Update the items below so that every "battery-hybrid" becomes "battery-electric-hybrid", and leave everything else unchanged.

[START OF SOURCE DATA]

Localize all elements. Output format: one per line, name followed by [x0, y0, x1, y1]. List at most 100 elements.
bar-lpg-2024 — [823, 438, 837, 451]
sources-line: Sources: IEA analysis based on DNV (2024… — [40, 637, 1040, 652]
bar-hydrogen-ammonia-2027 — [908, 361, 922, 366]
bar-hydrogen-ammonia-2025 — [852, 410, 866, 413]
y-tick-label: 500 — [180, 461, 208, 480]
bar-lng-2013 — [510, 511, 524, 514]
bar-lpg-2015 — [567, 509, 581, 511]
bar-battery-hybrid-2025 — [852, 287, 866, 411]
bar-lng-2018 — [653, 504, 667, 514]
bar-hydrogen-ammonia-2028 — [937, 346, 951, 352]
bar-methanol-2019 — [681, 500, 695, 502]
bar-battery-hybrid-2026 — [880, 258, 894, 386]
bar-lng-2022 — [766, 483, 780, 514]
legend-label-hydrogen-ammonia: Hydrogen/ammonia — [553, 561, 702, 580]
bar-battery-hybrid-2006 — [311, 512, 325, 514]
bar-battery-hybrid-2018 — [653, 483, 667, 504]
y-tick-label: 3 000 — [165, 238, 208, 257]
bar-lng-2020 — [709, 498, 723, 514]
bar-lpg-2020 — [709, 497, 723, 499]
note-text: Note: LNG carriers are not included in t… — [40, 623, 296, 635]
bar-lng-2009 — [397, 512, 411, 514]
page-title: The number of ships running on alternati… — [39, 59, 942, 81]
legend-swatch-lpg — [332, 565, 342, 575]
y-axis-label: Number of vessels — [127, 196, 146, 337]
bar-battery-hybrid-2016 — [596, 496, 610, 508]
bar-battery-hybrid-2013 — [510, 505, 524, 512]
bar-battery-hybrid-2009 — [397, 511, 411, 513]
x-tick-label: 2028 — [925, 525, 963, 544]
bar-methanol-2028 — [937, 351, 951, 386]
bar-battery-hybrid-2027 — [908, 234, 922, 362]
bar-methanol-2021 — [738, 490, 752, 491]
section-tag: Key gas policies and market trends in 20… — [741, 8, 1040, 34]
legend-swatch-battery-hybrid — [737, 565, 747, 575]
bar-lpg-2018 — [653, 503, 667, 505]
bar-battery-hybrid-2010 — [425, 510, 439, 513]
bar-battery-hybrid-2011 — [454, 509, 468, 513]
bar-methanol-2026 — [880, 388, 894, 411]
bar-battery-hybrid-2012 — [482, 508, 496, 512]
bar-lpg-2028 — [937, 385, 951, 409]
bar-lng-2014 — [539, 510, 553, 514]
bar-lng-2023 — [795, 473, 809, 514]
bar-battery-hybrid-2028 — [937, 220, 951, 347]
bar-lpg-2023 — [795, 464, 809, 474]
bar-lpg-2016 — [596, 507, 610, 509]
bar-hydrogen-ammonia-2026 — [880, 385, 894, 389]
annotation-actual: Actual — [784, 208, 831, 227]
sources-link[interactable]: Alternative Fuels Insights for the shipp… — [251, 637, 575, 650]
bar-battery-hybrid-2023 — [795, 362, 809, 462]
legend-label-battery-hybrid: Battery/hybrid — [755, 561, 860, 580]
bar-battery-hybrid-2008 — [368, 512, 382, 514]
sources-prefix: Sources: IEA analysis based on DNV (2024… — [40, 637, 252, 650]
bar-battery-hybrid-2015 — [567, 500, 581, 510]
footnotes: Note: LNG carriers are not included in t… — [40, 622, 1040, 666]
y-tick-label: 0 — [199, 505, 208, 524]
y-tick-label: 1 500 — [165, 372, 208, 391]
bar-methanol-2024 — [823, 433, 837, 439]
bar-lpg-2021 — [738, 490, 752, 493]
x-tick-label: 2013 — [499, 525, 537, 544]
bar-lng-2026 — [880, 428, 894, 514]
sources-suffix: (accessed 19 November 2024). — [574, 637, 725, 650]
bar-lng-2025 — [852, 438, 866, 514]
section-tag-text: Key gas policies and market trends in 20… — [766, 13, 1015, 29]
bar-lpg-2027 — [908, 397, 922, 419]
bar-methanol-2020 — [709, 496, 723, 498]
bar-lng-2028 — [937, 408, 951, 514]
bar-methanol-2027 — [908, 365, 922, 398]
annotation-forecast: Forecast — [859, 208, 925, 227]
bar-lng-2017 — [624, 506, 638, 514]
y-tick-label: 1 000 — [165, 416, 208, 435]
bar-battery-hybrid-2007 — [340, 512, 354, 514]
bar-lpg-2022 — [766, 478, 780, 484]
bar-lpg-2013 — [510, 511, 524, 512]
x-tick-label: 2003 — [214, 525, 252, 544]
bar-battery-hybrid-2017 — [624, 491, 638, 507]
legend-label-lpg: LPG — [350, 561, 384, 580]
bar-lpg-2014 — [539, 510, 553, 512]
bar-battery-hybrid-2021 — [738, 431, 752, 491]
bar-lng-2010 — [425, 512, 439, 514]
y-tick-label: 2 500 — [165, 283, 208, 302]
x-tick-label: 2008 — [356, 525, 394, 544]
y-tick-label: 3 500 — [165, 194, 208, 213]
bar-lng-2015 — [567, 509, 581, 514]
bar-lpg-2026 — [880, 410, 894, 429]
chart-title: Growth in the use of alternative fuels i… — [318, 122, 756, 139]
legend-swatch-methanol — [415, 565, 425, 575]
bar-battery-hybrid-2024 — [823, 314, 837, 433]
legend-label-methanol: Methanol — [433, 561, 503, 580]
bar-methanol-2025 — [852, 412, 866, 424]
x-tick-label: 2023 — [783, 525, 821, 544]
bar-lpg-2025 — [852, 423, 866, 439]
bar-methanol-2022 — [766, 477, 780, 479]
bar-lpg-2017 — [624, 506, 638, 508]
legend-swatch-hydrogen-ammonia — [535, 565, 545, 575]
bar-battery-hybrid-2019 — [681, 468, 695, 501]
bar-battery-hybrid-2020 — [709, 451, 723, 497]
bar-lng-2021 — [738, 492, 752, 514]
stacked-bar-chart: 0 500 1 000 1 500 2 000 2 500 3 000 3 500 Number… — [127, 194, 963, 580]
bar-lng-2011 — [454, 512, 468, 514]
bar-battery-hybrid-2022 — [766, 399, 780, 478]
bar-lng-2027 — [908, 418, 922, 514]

[END OF SOURCE DATA]

THE ANSWER
Localize all elements. Output format: one per line, name followed by [x0, y0, x1, y1]. List at most 100 elements.
bar-lpg-2024 — [823, 438, 837, 451]
sources-line: Sources: IEA analysis based on DNV (2024… — [40, 637, 1040, 652]
bar-hydrogen-ammonia-2027 — [908, 361, 922, 366]
bar-hydrogen-ammonia-2025 — [852, 410, 866, 413]
y-tick-label: 500 — [180, 461, 208, 480]
bar-lng-2013 — [510, 511, 524, 514]
bar-lpg-2015 — [567, 509, 581, 511]
bar-battery-electric-hybrid-2025 — [852, 287, 866, 411]
bar-lng-2018 — [653, 504, 667, 514]
bar-hydrogen-ammonia-2028 — [937, 346, 951, 352]
bar-methanol-2019 — [681, 500, 695, 502]
bar-battery-electric-hybrid-2026 — [880, 258, 894, 386]
bar-lng-2022 — [766, 483, 780, 514]
legend-label-hydrogen-ammonia: Hydrogen/ammonia — [553, 561, 702, 580]
bar-battery-electric-hybrid-2006 — [311, 512, 325, 514]
bar-battery-electric-hybrid-2018 — [653, 483, 667, 504]
y-tick-label: 3 000 — [165, 238, 208, 257]
bar-lng-2020 — [709, 498, 723, 514]
bar-lpg-2020 — [709, 497, 723, 499]
note-text: Note: LNG carriers are not included in t… — [40, 623, 296, 635]
bar-lng-2009 — [397, 512, 411, 514]
page-title: The number of ships running on alternati… — [39, 59, 942, 81]
legend-swatch-lpg — [332, 565, 342, 575]
y-axis-label: Number of vessels — [127, 196, 146, 337]
bar-battery-electric-hybrid-2016 — [596, 496, 610, 508]
bar-battery-electric-hybrid-2013 — [510, 505, 524, 512]
bar-battery-electric-hybrid-2009 — [397, 511, 411, 513]
x-tick-label: 2028 — [925, 525, 963, 544]
bar-methanol-2028 — [937, 351, 951, 386]
bar-battery-electric-hybrid-2027 — [908, 234, 922, 362]
bar-methanol-2021 — [738, 490, 752, 491]
section-tag: Key gas policies and market trends in 20… — [741, 8, 1040, 34]
legend-swatch-battery-electric-hybrid — [737, 565, 747, 575]
bar-lpg-2018 — [653, 503, 667, 505]
bar-battery-electric-hybrid-2010 — [425, 510, 439, 513]
bar-battery-electric-hybrid-2011 — [454, 509, 468, 513]
bar-methanol-2026 — [880, 388, 894, 411]
bar-battery-electric-hybrid-2012 — [482, 508, 496, 512]
bar-lpg-2028 — [937, 385, 951, 409]
bar-lng-2014 — [539, 510, 553, 514]
bar-lng-2023 — [795, 473, 809, 514]
bar-battery-electric-hybrid-2028 — [937, 220, 951, 347]
bar-lpg-2023 — [795, 464, 809, 474]
bar-lpg-2016 — [596, 507, 610, 509]
bar-hydrogen-ammonia-2026 — [880, 385, 894, 389]
annotation-actual: Actual — [784, 208, 831, 227]
sources-link[interactable]: Alternative Fuels Insights for the shipp… — [251, 637, 575, 650]
bar-battery-electric-hybrid-2023 — [795, 362, 809, 462]
legend-label-battery-electric-hybrid: Battery/hybrid — [755, 561, 860, 580]
bar-battery-electric-hybrid-2008 — [368, 512, 382, 514]
sources-prefix: Sources: IEA analysis based on DNV (2024… — [40, 637, 252, 650]
bar-battery-electric-hybrid-2015 — [567, 500, 581, 510]
footnotes: Note: LNG carriers are not included in t… — [40, 622, 1040, 666]
y-tick-label: 0 — [199, 505, 208, 524]
y-tick-label: 1 500 — [165, 372, 208, 391]
bar-methanol-2024 — [823, 433, 837, 439]
bar-lpg-2021 — [738, 490, 752, 493]
x-tick-label: 2013 — [499, 525, 537, 544]
bar-lng-2026 — [880, 428, 894, 514]
sources-suffix: (accessed 19 November 2024). — [574, 637, 725, 650]
bar-lng-2025 — [852, 438, 866, 514]
section-tag-text: Key gas policies and market trends in 20… — [766, 13, 1015, 29]
bar-lpg-2027 — [908, 397, 922, 419]
bar-methanol-2020 — [709, 496, 723, 498]
bar-lng-2028 — [937, 408, 951, 514]
bar-methanol-2027 — [908, 365, 922, 398]
annotation-forecast: Forecast — [859, 208, 925, 227]
bar-lng-2017 — [624, 506, 638, 514]
y-tick-label: 1 000 — [165, 416, 208, 435]
bar-battery-electric-hybrid-2007 — [340, 512, 354, 514]
bar-lpg-2022 — [766, 478, 780, 484]
bar-lpg-2013 — [510, 511, 524, 512]
x-tick-label: 2003 — [214, 525, 252, 544]
bar-battery-electric-hybrid-2017 — [624, 491, 638, 507]
legend-label-lpg: LPG — [350, 561, 384, 580]
bar-lpg-2014 — [539, 510, 553, 512]
bar-battery-electric-hybrid-2021 — [738, 431, 752, 491]
bar-lng-2010 — [425, 512, 439, 514]
y-tick-label: 2 500 — [165, 283, 208, 302]
x-tick-label: 2008 — [356, 525, 394, 544]
y-tick-label: 3 500 — [165, 194, 208, 213]
bar-lng-2015 — [567, 509, 581, 514]
bar-lpg-2026 — [880, 410, 894, 429]
chart-title: Growth in the use of alternative fuels i… — [318, 122, 756, 139]
legend-swatch-methanol — [415, 565, 425, 575]
bar-battery-electric-hybrid-2024 — [823, 314, 837, 433]
legend-label-methanol: Methanol — [433, 561, 503, 580]
bar-methanol-2025 — [852, 412, 866, 424]
x-tick-label: 2023 — [783, 525, 821, 544]
bar-lpg-2025 — [852, 423, 866, 439]
bar-methanol-2022 — [766, 477, 780, 479]
bar-lpg-2017 — [624, 506, 638, 508]
legend-swatch-hydrogen-ammonia — [535, 565, 545, 575]
bar-battery-electric-hybrid-2019 — [681, 468, 695, 501]
bar-battery-electric-hybrid-2020 — [709, 451, 723, 497]
bar-lng-2021 — [738, 492, 752, 514]
stacked-bar-chart: 0 500 1 000 1 500 2 000 2 500 3 000 3 500 Number… — [127, 194, 963, 580]
bar-lng-2011 — [454, 512, 468, 514]
bar-battery-electric-hybrid-2022 — [766, 399, 780, 478]
bar-lng-2027 — [908, 418, 922, 514]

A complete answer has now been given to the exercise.